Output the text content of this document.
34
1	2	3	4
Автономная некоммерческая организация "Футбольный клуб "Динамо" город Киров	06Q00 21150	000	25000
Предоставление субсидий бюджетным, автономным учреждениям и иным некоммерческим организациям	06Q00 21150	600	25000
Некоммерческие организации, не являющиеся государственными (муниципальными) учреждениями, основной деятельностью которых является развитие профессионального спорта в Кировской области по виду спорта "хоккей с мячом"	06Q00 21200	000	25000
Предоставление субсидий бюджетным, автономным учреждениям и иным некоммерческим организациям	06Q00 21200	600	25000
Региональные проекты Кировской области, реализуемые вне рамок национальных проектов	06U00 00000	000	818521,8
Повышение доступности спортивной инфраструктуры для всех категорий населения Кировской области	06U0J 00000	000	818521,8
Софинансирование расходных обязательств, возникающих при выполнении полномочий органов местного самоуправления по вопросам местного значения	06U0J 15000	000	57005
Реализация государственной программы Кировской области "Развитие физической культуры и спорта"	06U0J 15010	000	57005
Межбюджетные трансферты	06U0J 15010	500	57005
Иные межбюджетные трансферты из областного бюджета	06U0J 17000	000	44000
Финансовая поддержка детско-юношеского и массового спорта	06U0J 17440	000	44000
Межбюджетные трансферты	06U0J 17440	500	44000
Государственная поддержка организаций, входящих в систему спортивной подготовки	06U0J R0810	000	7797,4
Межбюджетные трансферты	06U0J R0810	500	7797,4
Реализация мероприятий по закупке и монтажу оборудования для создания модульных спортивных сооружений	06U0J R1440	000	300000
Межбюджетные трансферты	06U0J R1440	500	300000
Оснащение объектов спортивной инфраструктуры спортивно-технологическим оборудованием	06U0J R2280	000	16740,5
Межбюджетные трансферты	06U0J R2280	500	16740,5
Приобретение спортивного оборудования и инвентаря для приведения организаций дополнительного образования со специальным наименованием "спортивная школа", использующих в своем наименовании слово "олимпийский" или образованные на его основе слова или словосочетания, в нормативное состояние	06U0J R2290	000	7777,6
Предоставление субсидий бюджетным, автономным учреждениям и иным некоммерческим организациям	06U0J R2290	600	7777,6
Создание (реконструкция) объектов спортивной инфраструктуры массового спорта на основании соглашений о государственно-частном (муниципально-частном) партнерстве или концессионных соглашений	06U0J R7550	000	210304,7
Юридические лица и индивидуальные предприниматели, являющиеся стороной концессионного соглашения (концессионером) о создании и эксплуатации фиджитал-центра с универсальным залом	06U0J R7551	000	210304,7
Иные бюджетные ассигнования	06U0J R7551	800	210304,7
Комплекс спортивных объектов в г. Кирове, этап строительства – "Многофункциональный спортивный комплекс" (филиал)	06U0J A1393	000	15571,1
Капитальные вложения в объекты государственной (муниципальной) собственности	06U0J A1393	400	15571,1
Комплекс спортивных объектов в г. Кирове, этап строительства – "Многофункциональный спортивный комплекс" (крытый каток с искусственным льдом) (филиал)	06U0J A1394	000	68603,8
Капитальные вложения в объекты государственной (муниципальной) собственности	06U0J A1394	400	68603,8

^^^^^^^^^^^^^^^^

### What is being asked:
Go through the material above and count the lines that contain "являющиеся"; give that number alone.

### Output for this exercise:
2